▶ _WHAT YOU WILL DO_
Copy every line in which the string "from" occurs.

(Saved entries)
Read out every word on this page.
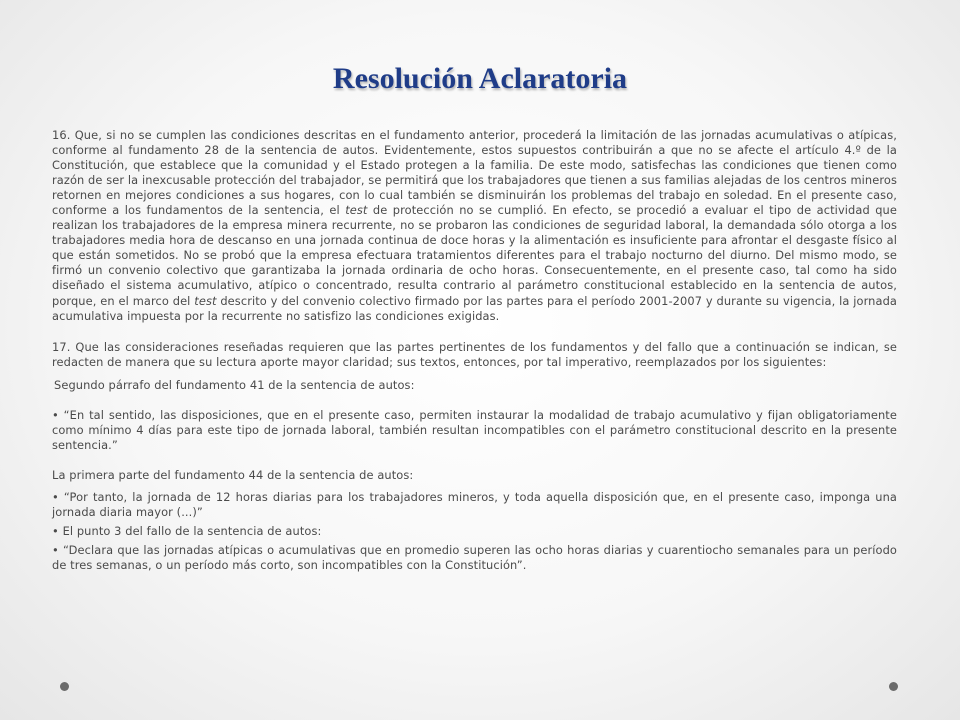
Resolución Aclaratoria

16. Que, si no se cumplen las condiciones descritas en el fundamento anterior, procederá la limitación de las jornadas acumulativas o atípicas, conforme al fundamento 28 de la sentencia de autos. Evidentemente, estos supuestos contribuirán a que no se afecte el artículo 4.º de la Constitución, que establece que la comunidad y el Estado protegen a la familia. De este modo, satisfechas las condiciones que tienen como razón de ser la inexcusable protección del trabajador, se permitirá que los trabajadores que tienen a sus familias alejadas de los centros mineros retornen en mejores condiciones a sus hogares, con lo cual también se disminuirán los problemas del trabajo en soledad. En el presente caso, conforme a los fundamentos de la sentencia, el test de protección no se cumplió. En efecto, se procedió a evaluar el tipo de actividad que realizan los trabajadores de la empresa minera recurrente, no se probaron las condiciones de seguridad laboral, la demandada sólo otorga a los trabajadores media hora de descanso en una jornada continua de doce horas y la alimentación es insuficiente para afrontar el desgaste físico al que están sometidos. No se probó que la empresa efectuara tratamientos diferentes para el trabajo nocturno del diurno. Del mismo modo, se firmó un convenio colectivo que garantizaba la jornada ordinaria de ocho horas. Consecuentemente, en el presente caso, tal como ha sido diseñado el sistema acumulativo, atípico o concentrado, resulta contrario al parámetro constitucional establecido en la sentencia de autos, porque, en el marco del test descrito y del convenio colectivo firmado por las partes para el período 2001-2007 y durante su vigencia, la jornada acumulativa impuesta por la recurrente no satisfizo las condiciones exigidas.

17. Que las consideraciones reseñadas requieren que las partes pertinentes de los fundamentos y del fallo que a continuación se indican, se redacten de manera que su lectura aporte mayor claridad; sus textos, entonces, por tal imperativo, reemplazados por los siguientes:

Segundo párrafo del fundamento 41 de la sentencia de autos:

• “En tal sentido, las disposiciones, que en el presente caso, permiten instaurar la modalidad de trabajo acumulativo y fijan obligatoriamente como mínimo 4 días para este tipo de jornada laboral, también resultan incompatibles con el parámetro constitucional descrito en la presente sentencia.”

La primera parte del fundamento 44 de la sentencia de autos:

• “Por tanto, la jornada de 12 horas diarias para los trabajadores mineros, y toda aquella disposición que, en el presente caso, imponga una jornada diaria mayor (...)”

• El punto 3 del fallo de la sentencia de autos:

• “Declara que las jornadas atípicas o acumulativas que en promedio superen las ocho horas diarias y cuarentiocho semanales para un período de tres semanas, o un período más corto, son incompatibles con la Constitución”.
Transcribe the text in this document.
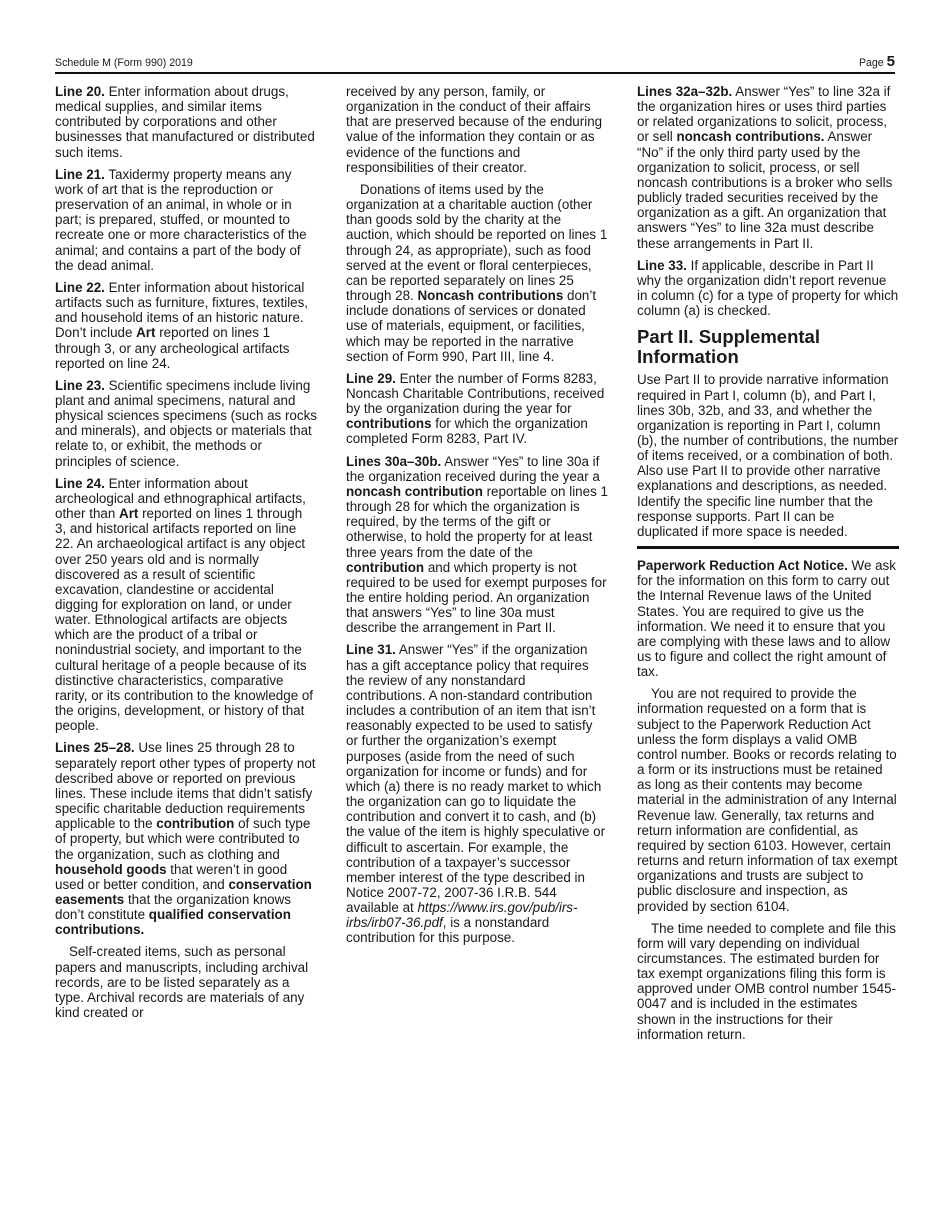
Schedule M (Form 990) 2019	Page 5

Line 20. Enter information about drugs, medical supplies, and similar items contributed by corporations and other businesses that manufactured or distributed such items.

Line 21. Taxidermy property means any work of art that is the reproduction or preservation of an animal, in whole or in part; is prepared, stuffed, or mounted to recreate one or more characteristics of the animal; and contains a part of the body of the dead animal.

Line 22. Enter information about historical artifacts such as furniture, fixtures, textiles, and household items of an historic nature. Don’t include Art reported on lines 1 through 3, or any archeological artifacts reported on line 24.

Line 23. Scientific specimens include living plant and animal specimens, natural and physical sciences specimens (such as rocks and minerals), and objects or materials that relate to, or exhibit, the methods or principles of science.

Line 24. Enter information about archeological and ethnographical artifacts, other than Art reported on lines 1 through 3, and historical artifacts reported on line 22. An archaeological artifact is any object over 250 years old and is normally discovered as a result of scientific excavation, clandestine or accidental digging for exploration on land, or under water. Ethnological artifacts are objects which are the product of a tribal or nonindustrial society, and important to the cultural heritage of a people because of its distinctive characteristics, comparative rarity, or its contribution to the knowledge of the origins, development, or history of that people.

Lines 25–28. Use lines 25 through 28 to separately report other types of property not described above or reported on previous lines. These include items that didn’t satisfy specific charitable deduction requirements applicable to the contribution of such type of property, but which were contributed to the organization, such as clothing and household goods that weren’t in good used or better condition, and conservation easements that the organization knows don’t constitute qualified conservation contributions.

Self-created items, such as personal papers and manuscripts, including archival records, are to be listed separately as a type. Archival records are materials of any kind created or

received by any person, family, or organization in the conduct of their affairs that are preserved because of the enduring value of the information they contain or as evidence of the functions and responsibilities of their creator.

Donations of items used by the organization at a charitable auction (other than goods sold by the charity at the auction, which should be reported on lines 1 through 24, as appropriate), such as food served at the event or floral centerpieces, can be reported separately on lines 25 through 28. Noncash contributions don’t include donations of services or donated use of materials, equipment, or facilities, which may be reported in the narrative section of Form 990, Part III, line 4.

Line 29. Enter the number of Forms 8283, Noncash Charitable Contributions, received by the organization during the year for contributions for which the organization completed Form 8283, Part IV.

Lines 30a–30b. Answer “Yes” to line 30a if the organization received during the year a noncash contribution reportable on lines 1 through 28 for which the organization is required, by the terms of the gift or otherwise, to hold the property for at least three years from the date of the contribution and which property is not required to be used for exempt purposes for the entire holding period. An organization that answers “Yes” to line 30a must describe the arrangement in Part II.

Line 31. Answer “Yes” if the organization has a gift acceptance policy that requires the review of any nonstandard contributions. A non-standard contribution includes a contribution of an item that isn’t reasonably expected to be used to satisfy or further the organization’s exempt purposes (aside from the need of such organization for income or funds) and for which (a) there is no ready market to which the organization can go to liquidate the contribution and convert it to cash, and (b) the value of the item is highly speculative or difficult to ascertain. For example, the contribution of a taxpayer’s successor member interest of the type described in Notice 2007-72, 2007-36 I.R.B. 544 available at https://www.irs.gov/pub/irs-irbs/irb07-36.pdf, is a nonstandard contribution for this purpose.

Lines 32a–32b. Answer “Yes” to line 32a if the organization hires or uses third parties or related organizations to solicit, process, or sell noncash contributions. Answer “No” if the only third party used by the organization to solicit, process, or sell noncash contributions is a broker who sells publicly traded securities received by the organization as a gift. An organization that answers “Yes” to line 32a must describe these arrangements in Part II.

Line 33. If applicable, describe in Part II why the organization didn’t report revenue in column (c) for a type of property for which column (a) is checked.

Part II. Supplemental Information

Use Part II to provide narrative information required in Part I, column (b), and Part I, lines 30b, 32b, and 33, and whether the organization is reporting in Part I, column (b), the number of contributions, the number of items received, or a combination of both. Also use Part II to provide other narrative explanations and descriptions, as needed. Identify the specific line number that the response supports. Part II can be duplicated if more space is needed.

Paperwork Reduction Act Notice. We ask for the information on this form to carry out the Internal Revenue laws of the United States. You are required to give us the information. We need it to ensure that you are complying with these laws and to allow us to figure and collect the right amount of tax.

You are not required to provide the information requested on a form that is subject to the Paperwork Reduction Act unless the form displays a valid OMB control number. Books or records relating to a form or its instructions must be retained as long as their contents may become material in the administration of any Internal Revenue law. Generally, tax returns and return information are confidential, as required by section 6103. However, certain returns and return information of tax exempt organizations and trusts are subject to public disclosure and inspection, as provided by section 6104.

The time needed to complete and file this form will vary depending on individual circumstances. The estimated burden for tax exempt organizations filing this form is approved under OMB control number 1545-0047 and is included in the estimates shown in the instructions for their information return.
...
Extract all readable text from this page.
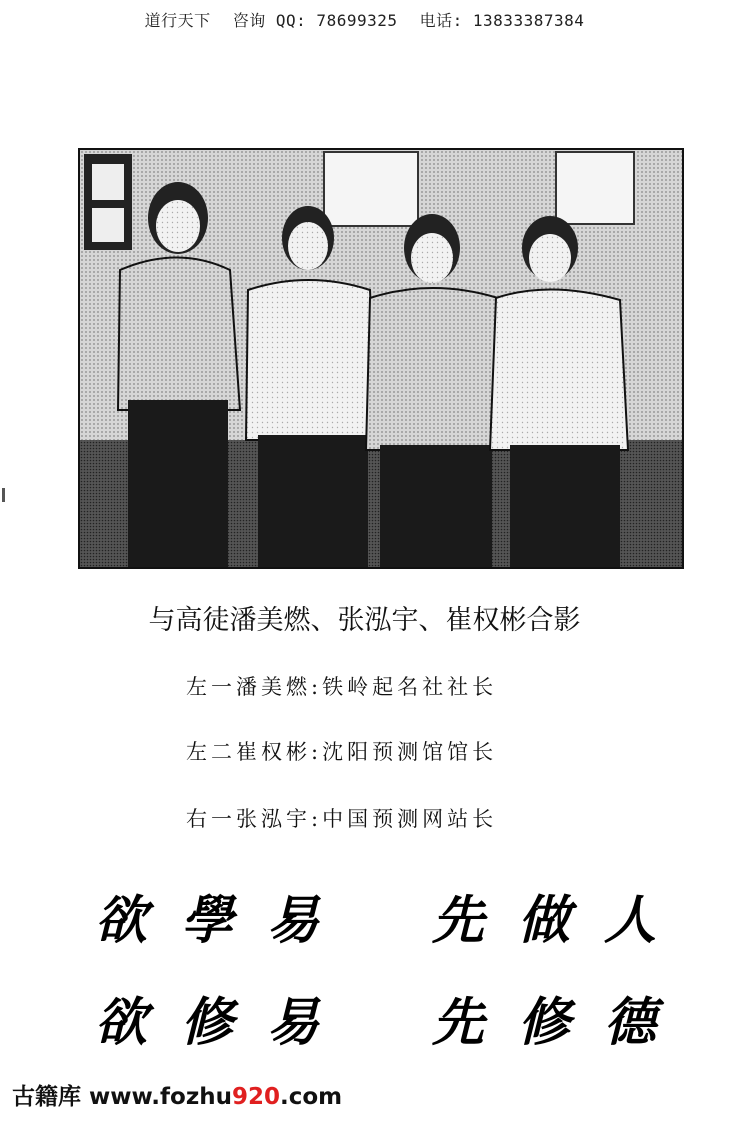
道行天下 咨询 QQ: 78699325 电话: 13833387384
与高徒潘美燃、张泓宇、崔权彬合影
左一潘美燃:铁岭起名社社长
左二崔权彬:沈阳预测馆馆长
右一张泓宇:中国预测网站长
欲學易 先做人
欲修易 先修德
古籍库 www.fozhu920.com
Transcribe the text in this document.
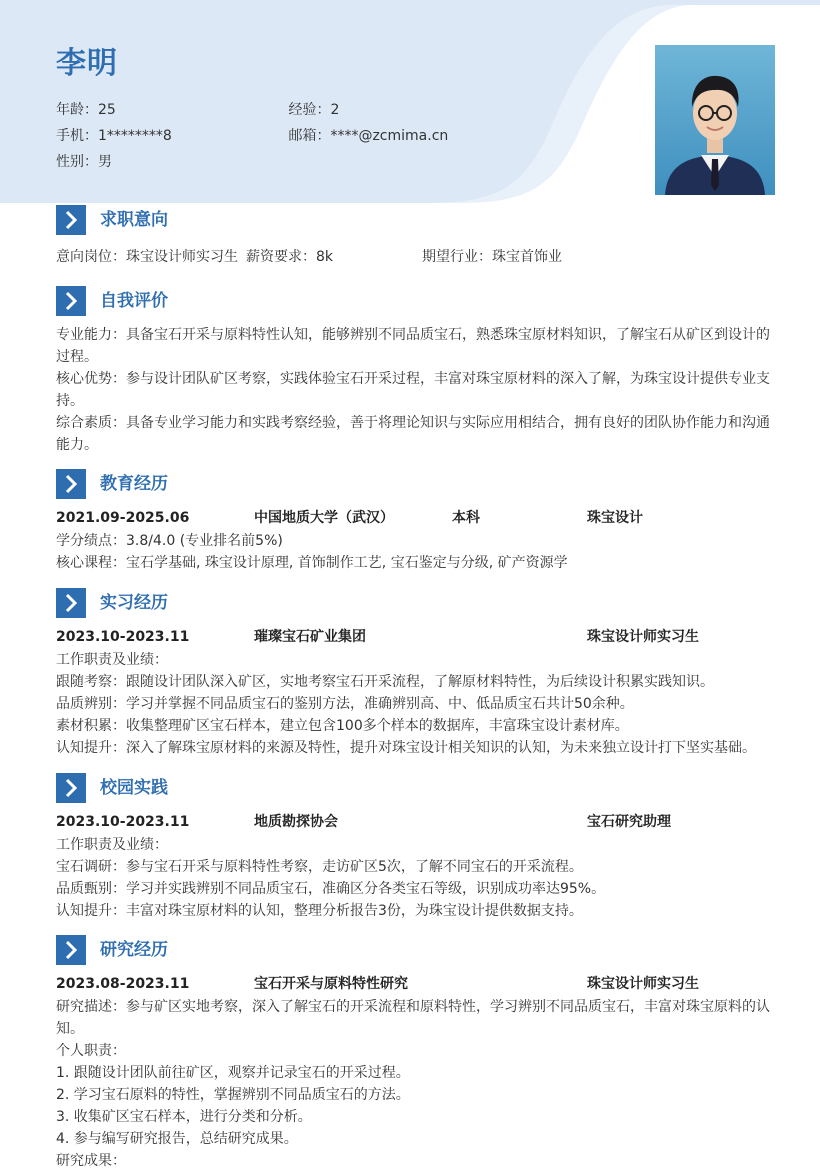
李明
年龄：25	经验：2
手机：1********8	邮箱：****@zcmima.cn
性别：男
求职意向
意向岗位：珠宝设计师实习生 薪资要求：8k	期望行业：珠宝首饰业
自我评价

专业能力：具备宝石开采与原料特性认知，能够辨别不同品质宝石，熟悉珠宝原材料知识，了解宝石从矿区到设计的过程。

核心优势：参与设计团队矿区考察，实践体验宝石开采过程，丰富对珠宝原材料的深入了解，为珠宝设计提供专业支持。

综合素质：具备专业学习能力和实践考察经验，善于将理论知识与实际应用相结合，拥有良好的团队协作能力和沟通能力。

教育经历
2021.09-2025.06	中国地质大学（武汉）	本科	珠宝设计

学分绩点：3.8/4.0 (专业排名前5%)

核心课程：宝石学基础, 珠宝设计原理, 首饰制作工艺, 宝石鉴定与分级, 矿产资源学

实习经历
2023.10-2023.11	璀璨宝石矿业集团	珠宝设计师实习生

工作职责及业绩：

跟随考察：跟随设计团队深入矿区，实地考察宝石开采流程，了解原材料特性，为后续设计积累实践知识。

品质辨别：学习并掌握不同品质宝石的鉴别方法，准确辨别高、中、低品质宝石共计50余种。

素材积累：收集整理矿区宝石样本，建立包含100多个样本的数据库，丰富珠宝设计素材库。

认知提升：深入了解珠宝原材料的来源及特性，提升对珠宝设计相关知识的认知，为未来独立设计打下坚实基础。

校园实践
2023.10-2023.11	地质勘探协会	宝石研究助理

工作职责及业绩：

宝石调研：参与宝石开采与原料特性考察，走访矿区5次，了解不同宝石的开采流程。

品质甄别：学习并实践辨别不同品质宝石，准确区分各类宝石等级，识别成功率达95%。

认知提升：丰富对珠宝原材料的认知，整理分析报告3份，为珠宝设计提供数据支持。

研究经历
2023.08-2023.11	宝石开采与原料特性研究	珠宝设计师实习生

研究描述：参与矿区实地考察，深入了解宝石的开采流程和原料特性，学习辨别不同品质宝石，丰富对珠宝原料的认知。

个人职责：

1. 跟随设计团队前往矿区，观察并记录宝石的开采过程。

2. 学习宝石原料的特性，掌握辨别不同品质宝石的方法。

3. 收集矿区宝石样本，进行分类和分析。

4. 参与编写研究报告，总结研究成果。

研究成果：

▶ _WRITTEN ANSWER_
Lines 30a–30b. Answer “Yes” to line 30a if the organization received during the year a noncash contribution reportable on lines 1 through 28 for which the organization is required, by the terms of the gift or otherwise, to hold the property for at least three years from the date of the contribution and which property is not required to be used for exempt purposes for the entire holding period. An organization that answers “Yes” to line 30a must describe the arrangement in Part II.
Line 31. Answer “Yes” if the organization has a gift acceptance policy that requires the review of any nonstandard contributions. A non-standard contribution includes a contribution of an item that isn’t reasonably expected to be used to satisfy or further the organization’s exempt purposes (aside from the need of such organization for income or funds) and for which (a) there is no ready market to which the organization can go to liquidate the contribution and convert it to cash, and (b) the value of the item is highly speculative or difficult to ascertain. For example, the contribution of a taxpayer’s successor member interest of the type described in Notice 2007-72, 2007-36 I.R.B. 544 available at https://www.irs.gov/pub/irs-irbs/irb07-36.pdf, is a nonstandard contribution for this purpose.
Extract all readable text from this page.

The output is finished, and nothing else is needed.